##### Recorded data
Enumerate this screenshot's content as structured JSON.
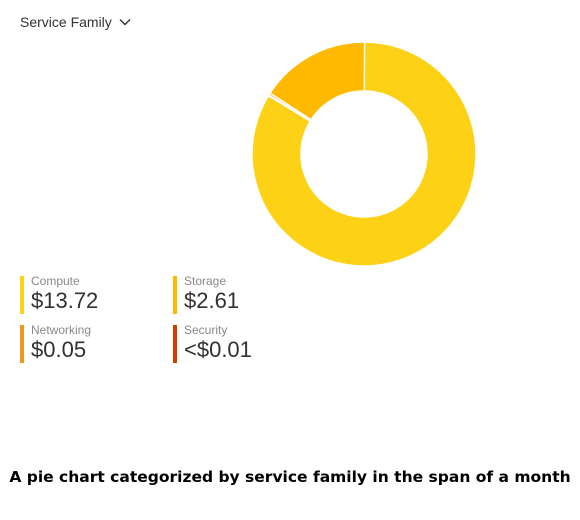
{
  "header": {
    "dropdown_label": "Service Family",
    "dropdown_icon": "chevron-down-icon"
  },
  "chart_data": {
    "type": "pie",
    "subtype": "donut",
    "categories": [
      "Compute",
      "Storage",
      "Networking",
      "Security"
    ],
    "values": [
      13.72,
      2.61,
      0.05,
      0.005
    ],
    "value_labels": [
      "$13.72",
      "$2.61",
      "$0.05",
      "<$0.01"
    ],
    "colors": [
      "#fcd116",
      "#ffb900",
      "#f7941d",
      "#d83b01"
    ],
    "legend_placement": "bottom-left",
    "title": ""
  },
  "caption": "A pie chart categorized by service family in the span of a month"
}
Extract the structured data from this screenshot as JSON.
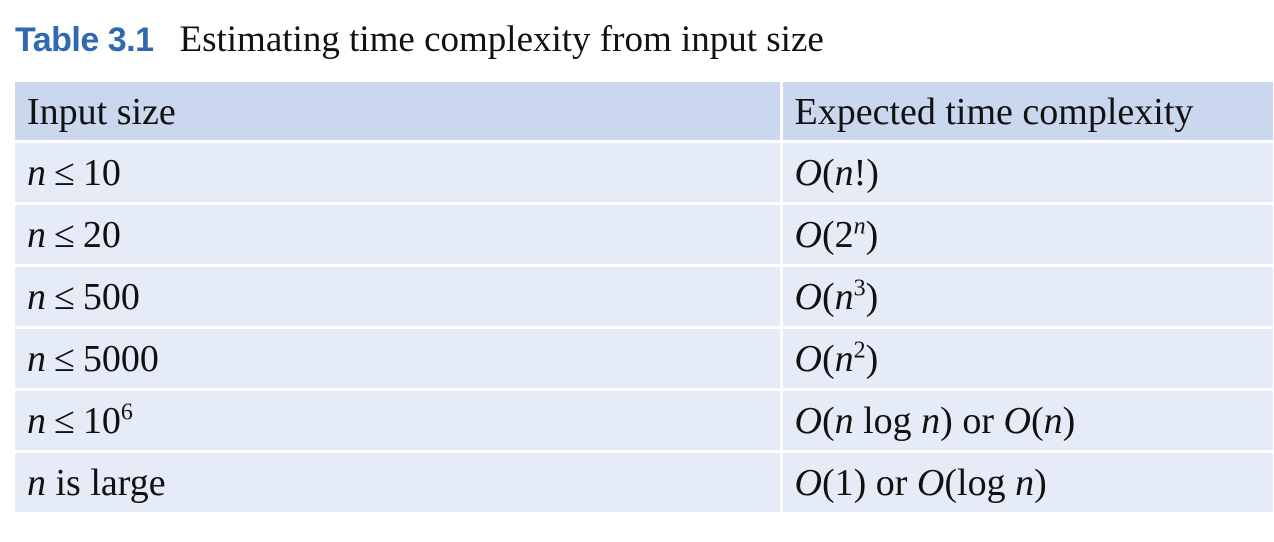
{
  "caption": {
    "label": "Table 3.1",
    "title": "Estimating time complexity from input size"
  },
  "table": {
    "headers": [
      "Input size",
      "Expected time complexity"
    ],
    "rows": [
      {
        "input": {
          "var": "n",
          "op": "≤",
          "val": "10",
          "sup": ""
        },
        "complexity": "O(n!)"
      },
      {
        "input": {
          "var": "n",
          "op": "≤",
          "val": "20",
          "sup": ""
        },
        "complexity": "O(2^n)"
      },
      {
        "input": {
          "var": "n",
          "op": "≤",
          "val": "500",
          "sup": ""
        },
        "complexity": "O(n^3)"
      },
      {
        "input": {
          "var": "n",
          "op": "≤",
          "val": "5000",
          "sup": ""
        },
        "complexity": "O(n^2)"
      },
      {
        "input": {
          "var": "n",
          "op": "≤",
          "val": "10",
          "sup": "6"
        },
        "complexity": "O(n log n) or O(n)"
      },
      {
        "input": {
          "var": "n",
          "op": "",
          "val": "is large",
          "sup": ""
        },
        "complexity": "O(1) or O(log n)"
      }
    ],
    "math_parts": {
      "O": "O",
      "n": "n",
      "log": "log",
      "or": "or",
      "lparen": "(",
      "rparen": ")",
      "bang": "!",
      "two": "2",
      "three": "3",
      "one": "1"
    }
  },
  "colors": {
    "caption_label": "#2f6ab0",
    "header_bg": "#cbd7ef",
    "row_bg": "#e5ebf7",
    "divider": "#ffffff"
  }
}
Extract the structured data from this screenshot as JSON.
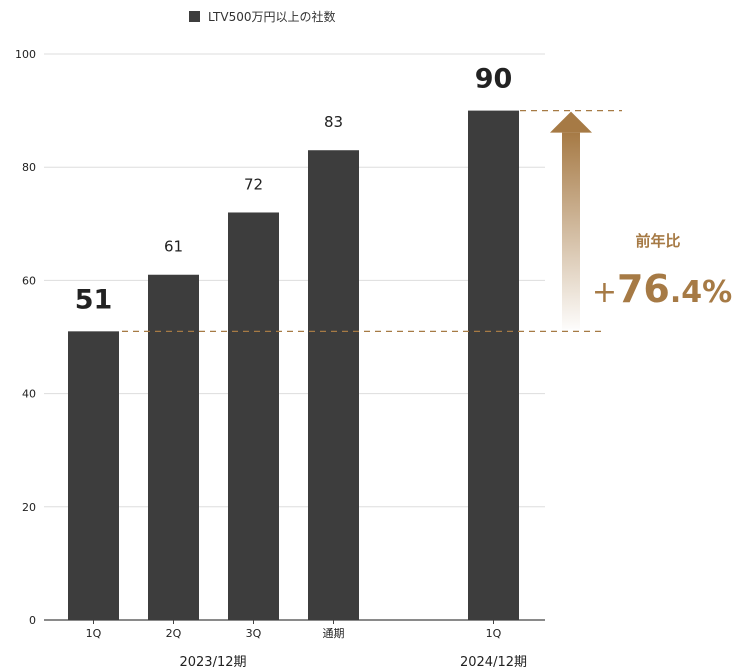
{
  "chart_data": {
    "type": "bar",
    "legend": {
      "label": "LTV500万円以上の社数",
      "position": "top"
    },
    "ylim": [
      0,
      100
    ],
    "yticks": [
      0,
      20,
      40,
      60,
      80,
      100
    ],
    "grid": true,
    "series": [
      {
        "name": "LTV500万円以上の社数",
        "color": "#3d3d3d",
        "points": [
          {
            "category": "1Q",
            "group": "2023/12期",
            "value": 51,
            "label": "51",
            "emphasis": true
          },
          {
            "category": "2Q",
            "group": "2023/12期",
            "value": 61,
            "label": "61",
            "emphasis": false
          },
          {
            "category": "3Q",
            "group": "2023/12期",
            "value": 72,
            "label": "72",
            "emphasis": false
          },
          {
            "category": "通期",
            "group": "2023/12期",
            "value": 83,
            "label": "83",
            "emphasis": false
          },
          {
            "category": "1Q",
            "group": "2024/12期",
            "value": 90,
            "label": "90",
            "emphasis": true
          }
        ]
      }
    ],
    "groups": [
      "2023/12期",
      "2024/12期"
    ],
    "annotation": {
      "title": "前年比",
      "value_text": "+76.4%",
      "from": 51,
      "to": 90,
      "color": "#a67a45"
    }
  }
}
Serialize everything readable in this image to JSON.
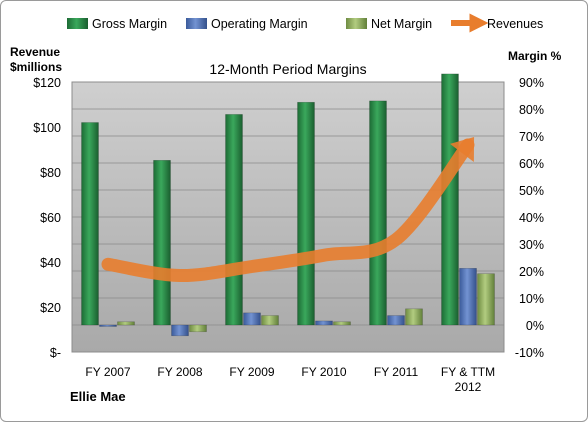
{
  "chart_data": {
    "type": "bar",
    "title": "12-Month Period Margins",
    "company": "Ellie Mae",
    "left_axis_title": [
      "Revenue",
      "$millions"
    ],
    "right_axis_title": "Margin %",
    "categories": [
      [
        "FY 2007"
      ],
      [
        "FY 2008"
      ],
      [
        "FY 2009"
      ],
      [
        "FY 2010"
      ],
      [
        "FY 2011"
      ],
      [
        "FY & TTM",
        "2012"
      ]
    ],
    "left_ticks": [
      "$-",
      "$20",
      "$40",
      "$60",
      "$80",
      "$100",
      "$120"
    ],
    "right_ticks": [
      "-10%",
      "0%",
      "10%",
      "20%",
      "30%",
      "40%",
      "50%",
      "60%",
      "70%",
      "80%",
      "90%"
    ],
    "left_range": [
      0,
      120
    ],
    "right_range": [
      -10,
      90
    ],
    "grid": true,
    "legend_position": "top",
    "series": [
      {
        "name": "Gross Margin",
        "type": "bar",
        "axis": "right",
        "color": "#2e8b4a",
        "values": [
          75,
          61,
          78,
          82.5,
          83,
          93
        ]
      },
      {
        "name": "Operating Margin",
        "type": "bar",
        "axis": "right",
        "color": "#4f72b8",
        "values": [
          0,
          -4,
          4.5,
          1.5,
          3.5,
          21
        ]
      },
      {
        "name": "Net Margin",
        "type": "bar",
        "axis": "right",
        "color": "#93b560",
        "values": [
          1.2,
          -2.5,
          3.5,
          1.2,
          6,
          19
        ]
      },
      {
        "name": "Revenues",
        "type": "line",
        "axis": "left",
        "color": "#e87d2d",
        "values": [
          39,
          34,
          38,
          43,
          50,
          92
        ]
      }
    ]
  }
}
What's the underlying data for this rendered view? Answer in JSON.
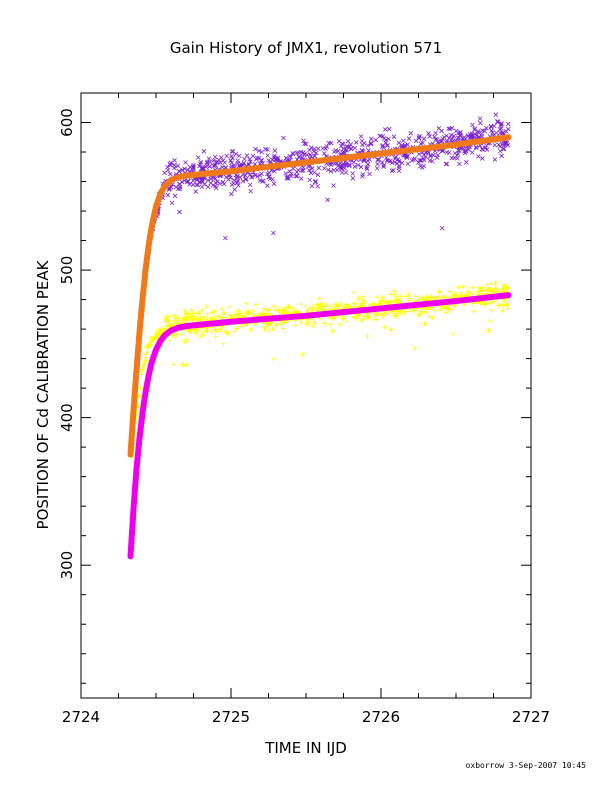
{
  "chart_data": {
    "type": "scatter",
    "title": "Gain History of JMX1, revolution 571",
    "xlabel": "TIME IN IJD",
    "ylabel": "POSITION OF Cd CALIBRATION PEAK",
    "xlim": [
      2724,
      2727
    ],
    "ylim": [
      210,
      620
    ],
    "x_ticks": [
      2724,
      2725,
      2726,
      2727
    ],
    "y_ticks": [
      300,
      400,
      500,
      600
    ],
    "grid": false,
    "legend": "none",
    "series": [
      {
        "marker": "x",
        "color": "#7b1fd1",
        "x_range": [
          2724.33,
          2726.85
        ],
        "x": [
          2724.34,
          2724.36,
          2724.38,
          2724.4,
          2724.42,
          2724.44,
          2724.47,
          2724.5,
          2724.55,
          2724.6,
          2724.7,
          2724.8,
          2724.9,
          2725.0,
          2725.2,
          2725.4,
          2725.6,
          2725.8,
          2726.0,
          2726.2,
          2726.4,
          2726.6,
          2726.8
        ],
        "y": [
          385,
          420,
          445,
          470,
          490,
          505,
          525,
          540,
          555,
          562,
          564,
          566,
          567,
          568,
          570,
          572,
          575,
          577,
          579,
          581,
          584,
          587,
          590
        ],
        "scatter": 22
      },
      {
        "marker": "+",
        "color": "#ffff00",
        "x_range": [
          2724.33,
          2726.85
        ],
        "x": [
          2724.34,
          2724.36,
          2724.38,
          2724.4,
          2724.42,
          2724.44,
          2724.47,
          2724.5,
          2724.55,
          2724.6,
          2724.7,
          2724.8,
          2724.9,
          2725.0,
          2725.2,
          2725.4,
          2725.6,
          2725.8,
          2726.0,
          2726.2,
          2726.4,
          2726.6,
          2726.8
        ],
        "y": [
          375,
          395,
          410,
          425,
          437,
          445,
          452,
          456,
          459,
          461,
          463,
          464,
          465,
          466,
          467,
          469,
          471,
          473,
          475,
          477,
          479,
          481,
          483
        ],
        "scatter": 14
      }
    ],
    "fit_lines": [
      {
        "color": "#f07a1a",
        "x": [
          2724.33,
          2724.35,
          2724.37,
          2724.39,
          2724.41,
          2724.43,
          2724.45,
          2724.47,
          2724.5,
          2724.53,
          2724.56,
          2724.6,
          2724.65,
          2724.7,
          2724.8,
          2725.0,
          2725.5,
          2726.0,
          2726.5,
          2726.85
        ],
        "y": [
          375,
          405,
          432,
          458,
          480,
          500,
          516,
          529,
          543,
          552,
          557,
          561,
          563,
          564,
          565,
          567,
          573,
          579,
          585,
          590
        ]
      },
      {
        "color": "#ee00ee",
        "x": [
          2724.33,
          2724.35,
          2724.37,
          2724.39,
          2724.41,
          2724.43,
          2724.45,
          2724.47,
          2724.5,
          2724.53,
          2724.56,
          2724.6,
          2724.65,
          2724.7,
          2724.8,
          2725.0,
          2725.5,
          2726.0,
          2726.5,
          2726.85
        ],
        "y": [
          306,
          338,
          365,
          386,
          403,
          417,
          428,
          437,
          446,
          452,
          456,
          459,
          461,
          462,
          463,
          465,
          469,
          474,
          479,
          483
        ]
      }
    ],
    "footer": "oxborrow  3-Sep-2007 10:45"
  }
}
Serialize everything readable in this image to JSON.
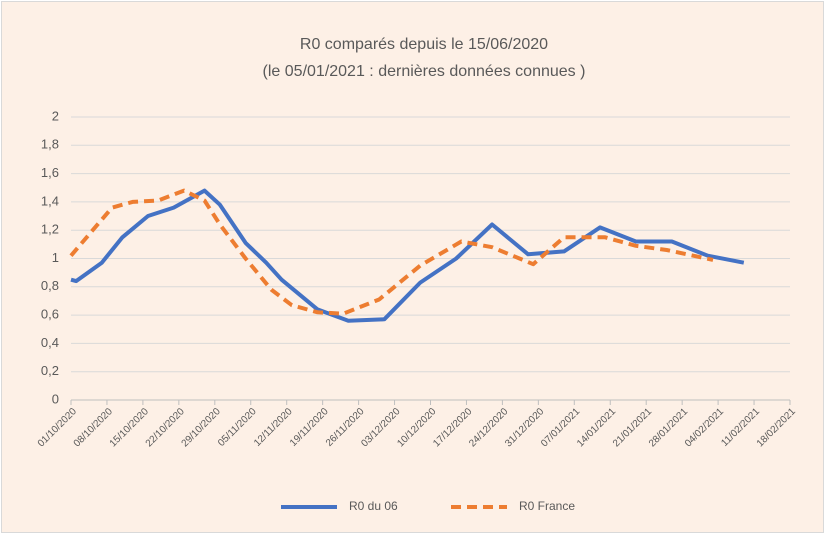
{
  "chart_data": {
    "type": "line",
    "title": "R0 comparés depuis le 15/06/2020",
    "subtitle": "(le 05/01/2021  :  dernières données connues )",
    "xlim": [
      "01/10/2020",
      "18/02/2021"
    ],
    "xticks": [
      "01/10/2020",
      "08/10/2020",
      "15/10/2020",
      "22/10/2020",
      "29/10/2020",
      "05/11/2020",
      "12/11/2020",
      "19/11/2020",
      "26/11/2020",
      "03/12/2020",
      "10/12/2020",
      "17/12/2020",
      "24/12/2020",
      "31/12/2020",
      "07/01/2021",
      "14/01/2021",
      "21/01/2021",
      "28/01/2021",
      "04/02/2021",
      "11/02/2021",
      "18/02/2021"
    ],
    "ylim": [
      0,
      2
    ],
    "yticks": [
      0,
      {
        "value": 0.2,
        "label": "0,2"
      },
      {
        "value": 0.4,
        "label": "0,4"
      },
      {
        "value": 0.6,
        "label": "0,6"
      },
      {
        "value": 0.8,
        "label": "0,8"
      },
      1,
      {
        "value": 1.2,
        "label": "1,2"
      },
      {
        "value": 1.4,
        "label": "1,4"
      },
      {
        "value": 1.6,
        "label": "1,6"
      },
      {
        "value": 1.8,
        "label": "1,8"
      },
      2
    ],
    "grid": true,
    "legend": "bottom",
    "series": [
      {
        "name": "R0 du 06",
        "color": "#4472c4",
        "dashed": false,
        "x": [
          "01/10/2020",
          "02/10/2020",
          "07/10/2020",
          "11/10/2020",
          "16/10/2020",
          "21/10/2020",
          "25/10/2020",
          "27/10/2020",
          "30/10/2020",
          "04/11/2020",
          "08/11/2020",
          "11/11/2020",
          "18/11/2020",
          "24/11/2020",
          "01/12/2020",
          "08/12/2020",
          "15/12/2020",
          "22/12/2020",
          "29/12/2020",
          "05/01/2021",
          "12/01/2021",
          "19/01/2021",
          "26/01/2021",
          "02/02/2021",
          "09/02/2021"
        ],
        "values": [
          0.85,
          0.84,
          0.97,
          1.15,
          1.3,
          1.36,
          1.44,
          1.48,
          1.38,
          1.11,
          0.97,
          0.85,
          0.64,
          0.56,
          0.57,
          0.83,
          1.0,
          1.24,
          1.03,
          1.05,
          1.22,
          1.12,
          1.12,
          1.02,
          0.97
        ]
      },
      {
        "name": "R0 France",
        "color": "#ed7d31",
        "dashed": true,
        "x": [
          "01/10/2020",
          "05/10/2020",
          "09/10/2020",
          "13/10/2020",
          "18/10/2020",
          "23/10/2020",
          "27/10/2020",
          "30/10/2020",
          "04/11/2020",
          "09/11/2020",
          "13/11/2020",
          "18/11/2020",
          "23/11/2020",
          "30/11/2020",
          "08/12/2020",
          "16/12/2020",
          "22/12/2020",
          "30/12/2020",
          "05/01/2021",
          "13/01/2021",
          "19/01/2021",
          "25/01/2021",
          "03/02/2021"
        ],
        "values": [
          1.02,
          1.19,
          1.36,
          1.4,
          1.41,
          1.48,
          1.41,
          1.24,
          1.0,
          0.78,
          0.67,
          0.62,
          0.61,
          0.71,
          0.95,
          1.12,
          1.08,
          0.96,
          1.15,
          1.15,
          1.09,
          1.06,
          0.99
        ]
      }
    ]
  }
}
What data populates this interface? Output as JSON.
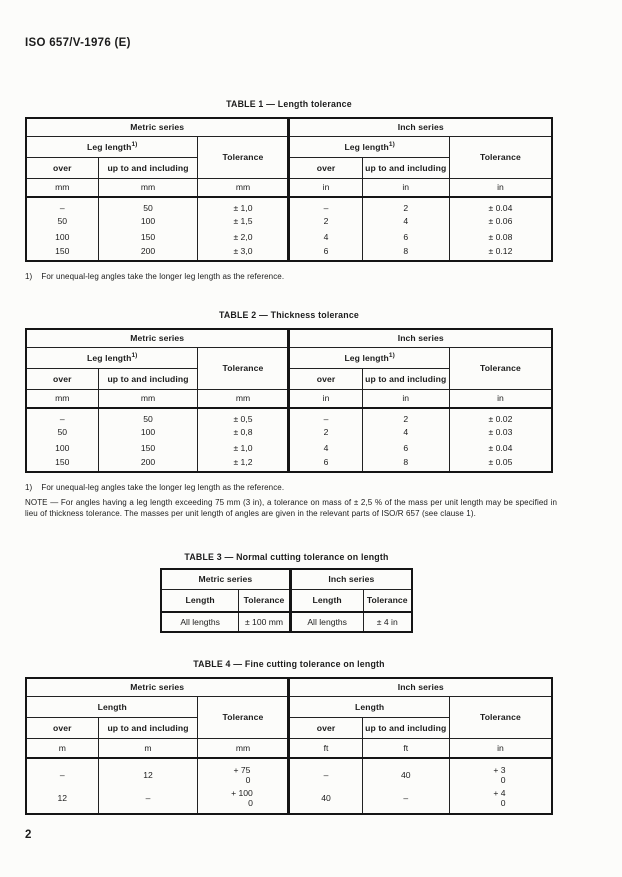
##########
◆ What to produce
In the records above, locate the lines holding the word "category". Copy each of them.

◆ Correct result
            "category": "1Q",
            "category": "2Q",
            "category": "3Q",
            "category": "通期",
            "category": "1Q",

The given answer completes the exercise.